Records shown =

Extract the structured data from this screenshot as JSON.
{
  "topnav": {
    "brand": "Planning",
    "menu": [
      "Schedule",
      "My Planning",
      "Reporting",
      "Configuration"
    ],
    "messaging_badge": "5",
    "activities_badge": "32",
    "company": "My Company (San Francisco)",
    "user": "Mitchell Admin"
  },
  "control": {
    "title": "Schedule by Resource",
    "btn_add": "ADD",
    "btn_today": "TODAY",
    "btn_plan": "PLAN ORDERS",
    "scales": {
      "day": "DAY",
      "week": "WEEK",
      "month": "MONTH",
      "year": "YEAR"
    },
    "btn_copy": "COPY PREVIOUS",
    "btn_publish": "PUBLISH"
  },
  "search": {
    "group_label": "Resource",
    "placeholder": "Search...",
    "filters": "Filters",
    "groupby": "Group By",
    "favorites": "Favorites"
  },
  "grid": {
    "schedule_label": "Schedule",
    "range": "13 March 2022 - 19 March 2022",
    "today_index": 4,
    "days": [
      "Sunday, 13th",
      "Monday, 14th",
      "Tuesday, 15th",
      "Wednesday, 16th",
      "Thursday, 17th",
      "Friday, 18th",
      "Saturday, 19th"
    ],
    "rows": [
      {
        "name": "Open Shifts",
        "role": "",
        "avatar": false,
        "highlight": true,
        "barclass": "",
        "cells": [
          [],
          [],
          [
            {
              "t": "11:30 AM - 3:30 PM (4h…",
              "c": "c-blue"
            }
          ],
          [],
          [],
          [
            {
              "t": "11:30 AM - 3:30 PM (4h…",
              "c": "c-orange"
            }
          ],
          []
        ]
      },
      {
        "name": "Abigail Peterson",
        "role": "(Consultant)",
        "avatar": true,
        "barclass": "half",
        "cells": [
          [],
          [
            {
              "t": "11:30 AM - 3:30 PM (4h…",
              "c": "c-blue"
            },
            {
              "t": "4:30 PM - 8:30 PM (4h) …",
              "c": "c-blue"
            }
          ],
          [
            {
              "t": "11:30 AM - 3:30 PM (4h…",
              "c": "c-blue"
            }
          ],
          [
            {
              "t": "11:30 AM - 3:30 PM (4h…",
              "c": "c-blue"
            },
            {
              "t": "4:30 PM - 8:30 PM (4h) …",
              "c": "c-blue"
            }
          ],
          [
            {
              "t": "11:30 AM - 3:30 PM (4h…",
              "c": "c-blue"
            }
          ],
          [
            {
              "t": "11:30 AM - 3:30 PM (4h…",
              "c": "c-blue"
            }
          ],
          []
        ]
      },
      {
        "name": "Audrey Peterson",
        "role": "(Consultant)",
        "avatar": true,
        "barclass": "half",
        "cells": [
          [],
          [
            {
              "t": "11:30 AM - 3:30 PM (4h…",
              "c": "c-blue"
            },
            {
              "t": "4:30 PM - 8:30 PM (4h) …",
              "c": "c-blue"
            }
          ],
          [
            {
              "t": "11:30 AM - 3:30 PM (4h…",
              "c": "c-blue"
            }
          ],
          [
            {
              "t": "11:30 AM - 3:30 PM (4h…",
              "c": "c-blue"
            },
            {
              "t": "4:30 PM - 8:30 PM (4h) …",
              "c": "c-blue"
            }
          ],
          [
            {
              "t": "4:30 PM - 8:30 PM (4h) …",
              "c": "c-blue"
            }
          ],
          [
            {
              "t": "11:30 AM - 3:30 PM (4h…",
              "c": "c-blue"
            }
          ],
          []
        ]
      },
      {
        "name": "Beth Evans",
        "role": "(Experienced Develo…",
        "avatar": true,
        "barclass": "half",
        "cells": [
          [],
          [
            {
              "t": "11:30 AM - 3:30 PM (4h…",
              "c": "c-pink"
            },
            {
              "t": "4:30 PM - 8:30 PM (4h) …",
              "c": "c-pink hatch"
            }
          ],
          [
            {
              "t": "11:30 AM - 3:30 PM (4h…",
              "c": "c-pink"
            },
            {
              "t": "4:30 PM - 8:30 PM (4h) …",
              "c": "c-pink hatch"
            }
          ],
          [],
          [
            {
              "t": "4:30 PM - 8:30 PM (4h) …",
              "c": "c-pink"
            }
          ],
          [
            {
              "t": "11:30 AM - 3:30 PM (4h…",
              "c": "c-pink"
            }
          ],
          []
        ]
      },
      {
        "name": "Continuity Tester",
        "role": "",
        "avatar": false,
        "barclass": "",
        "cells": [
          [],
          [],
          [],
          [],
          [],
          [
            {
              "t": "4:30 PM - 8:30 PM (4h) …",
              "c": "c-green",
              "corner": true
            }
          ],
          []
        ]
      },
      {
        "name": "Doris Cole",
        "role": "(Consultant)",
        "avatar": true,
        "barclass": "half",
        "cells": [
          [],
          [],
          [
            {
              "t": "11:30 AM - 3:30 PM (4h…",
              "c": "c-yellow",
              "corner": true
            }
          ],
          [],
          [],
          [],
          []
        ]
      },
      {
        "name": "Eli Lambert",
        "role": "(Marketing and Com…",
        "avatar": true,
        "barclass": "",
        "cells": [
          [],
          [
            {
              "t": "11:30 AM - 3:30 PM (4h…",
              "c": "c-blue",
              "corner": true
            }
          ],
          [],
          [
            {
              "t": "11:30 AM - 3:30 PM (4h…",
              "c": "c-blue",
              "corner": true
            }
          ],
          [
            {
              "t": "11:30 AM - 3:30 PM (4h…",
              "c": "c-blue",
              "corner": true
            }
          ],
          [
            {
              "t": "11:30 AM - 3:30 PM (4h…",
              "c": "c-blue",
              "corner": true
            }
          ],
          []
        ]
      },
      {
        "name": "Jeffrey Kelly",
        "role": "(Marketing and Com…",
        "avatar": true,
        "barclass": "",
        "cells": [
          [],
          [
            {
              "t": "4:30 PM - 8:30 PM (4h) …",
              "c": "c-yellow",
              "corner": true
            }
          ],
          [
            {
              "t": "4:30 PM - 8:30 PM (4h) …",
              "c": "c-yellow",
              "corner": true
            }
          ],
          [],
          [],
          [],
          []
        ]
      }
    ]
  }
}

What is being asked = Write out all of the records once more, exactly.

The answer =
Extract the structured data from this screenshot as JSON.
{
  "topnav": {
    "brand": "Planning",
    "menu": [
      "Schedule",
      "My Planning",
      "Reporting",
      "Configuration"
    ],
    "messaging_badge": "5",
    "activities_badge": "32",
    "company": "My Company (San Francisco)",
    "user": "Mitchell Admin"
  },
  "control": {
    "title": "Schedule by Resource",
    "btn_add": "ADD",
    "btn_today": "TODAY",
    "btn_plan": "PLAN ORDERS",
    "scales": {
      "day": "DAY",
      "week": "WEEK",
      "month": "MONTH",
      "year": "YEAR"
    },
    "btn_copy": "COPY PREVIOUS",
    "btn_publish": "PUBLISH"
  },
  "search": {
    "group_label": "Resource",
    "placeholder": "Search...",
    "filters": "Filters",
    "groupby": "Group By",
    "favorites": "Favorites"
  },
  "grid": {
    "schedule_label": "Schedule",
    "range": "13 March 2022 - 19 March 2022",
    "today_index": 4,
    "days": [
      "Sunday, 13th",
      "Monday, 14th",
      "Tuesday, 15th",
      "Wednesday, 16th",
      "Thursday, 17th",
      "Friday, 18th",
      "Saturday, 19th"
    ],
    "rows": [
      {
        "name": "Open Shifts",
        "role": "",
        "avatar": false,
        "highlight": true,
        "barclass": "",
        "cells": [
          [],
          [],
          [
            {
              "t": "11:30 AM - 3:30 PM (4h…",
              "c": "c-blue"
            }
          ],
          [],
          [],
          [
            {
              "t": "11:30 AM - 3:30 PM (4h…",
              "c": "c-orange"
            }
          ],
          []
        ]
      },
      {
        "name": "Abigail Peterson",
        "role": "(Consultant)",
        "avatar": true,
        "barclass": "half",
        "cells": [
          [],
          [
            {
              "t": "11:30 AM - 3:30 PM (4h…",
              "c": "c-blue"
            },
            {
              "t": "4:30 PM - 8:30 PM (4h) …",
              "c": "c-blue"
            }
          ],
          [
            {
              "t": "11:30 AM - 3:30 PM (4h…",
              "c": "c-blue"
            }
          ],
          [
            {
              "t": "11:30 AM - 3:30 PM (4h…",
              "c": "c-blue"
            },
            {
              "t": "4:30 PM - 8:30 PM (4h) …",
              "c": "c-blue"
            }
          ],
          [
            {
              "t": "11:30 AM - 3:30 PM (4h…",
              "c": "c-blue"
            }
          ],
          [
            {
              "t": "11:30 AM - 3:30 PM (4h…",
              "c": "c-blue"
            }
          ],
          []
        ]
      },
      {
        "name": "Audrey Peterson",
        "role": "(Consultant)",
        "avatar": true,
        "barclass": "half",
        "cells": [
          [],
          [
            {
              "t": "11:30 AM - 3:30 PM (4h…",
              "c": "c-blue"
            },
            {
              "t": "4:30 PM - 8:30 PM (4h) …",
              "c": "c-blue"
            }
          ],
          [
            {
              "t": "11:30 AM - 3:30 PM (4h…",
              "c": "c-blue"
            }
          ],
          [
            {
              "t": "11:30 AM - 3:30 PM (4h…",
              "c": "c-blue"
            },
            {
              "t": "4:30 PM - 8:30 PM (4h) …",
              "c": "c-blue"
            }
          ],
          [
            {
              "t": "4:30 PM - 8:30 PM (4h) …",
              "c": "c-blue"
            }
          ],
          [
            {
              "t": "11:30 AM - 3:30 PM (4h…",
              "c": "c-blue"
            }
          ],
          []
        ]
      },
      {
        "name": "Beth Evans",
        "role": "(Experienced Develo…",
        "avatar": true,
        "barclass": "half",
        "cells": [
          [],
          [
            {
              "t": "11:30 AM - 3:30 PM (4h…",
              "c": "c-pink"
            },
            {
              "t": "4:30 PM - 8:30 PM (4h) …",
              "c": "c-pink hatch"
            }
          ],
          [
            {
              "t": "11:30 AM - 3:30 PM (4h…",
              "c": "c-pink"
            },
            {
              "t": "4:30 PM - 8:30 PM (4h) …",
              "c": "c-pink hatch"
            }
          ],
          [],
          [
            {
              "t": "4:30 PM - 8:30 PM (4h) …",
              "c": "c-pink"
            }
          ],
          [
            {
              "t": "11:30 AM - 3:30 PM (4h…",
              "c": "c-pink"
            }
          ],
          []
        ]
      },
      {
        "name": "Continuity Tester",
        "role": "",
        "avatar": false,
        "barclass": "",
        "cells": [
          [],
          [],
          [],
          [],
          [],
          [
            {
              "t": "4:30 PM - 8:30 PM (4h) …",
              "c": "c-green",
              "corner": true
            }
          ],
          []
        ]
      },
      {
        "name": "Doris Cole",
        "role": "(Consultant)",
        "avatar": true,
        "barclass": "half",
        "cells": [
          [],
          [],
          [
            {
              "t": "11:30 AM - 3:30 PM (4h…",
              "c": "c-yellow",
              "corner": true
            }
          ],
          [],
          [],
          [],
          []
        ]
      },
      {
        "name": "Eli Lambert",
        "role": "(Marketing and Com…",
        "avatar": true,
        "barclass": "",
        "cells": [
          [],
          [
            {
              "t": "11:30 AM - 3:30 PM (4h…",
              "c": "c-blue",
              "corner": true
            }
          ],
          [],
          [
            {
              "t": "11:30 AM - 3:30 PM (4h…",
              "c": "c-blue",
              "corner": true
            }
          ],
          [
            {
              "t": "11:30 AM - 3:30 PM (4h…",
              "c": "c-blue",
              "corner": true
            }
          ],
          [
            {
              "t": "11:30 AM - 3:30 PM (4h…",
              "c": "c-blue",
              "corner": true
            }
          ],
          []
        ]
      },
      {
        "name": "Jeffrey Kelly",
        "role": "(Marketing and Com…",
        "avatar": true,
        "barclass": "",
        "cells": [
          [],
          [
            {
              "t": "4:30 PM - 8:30 PM (4h) …",
              "c": "c-yellow",
              "corner": true
            }
          ],
          [
            {
              "t": "4:30 PM - 8:30 PM (4h) …",
              "c": "c-yellow",
              "corner": true
            }
          ],
          [],
          [],
          [],
          []
        ]
      }
    ]
  }
}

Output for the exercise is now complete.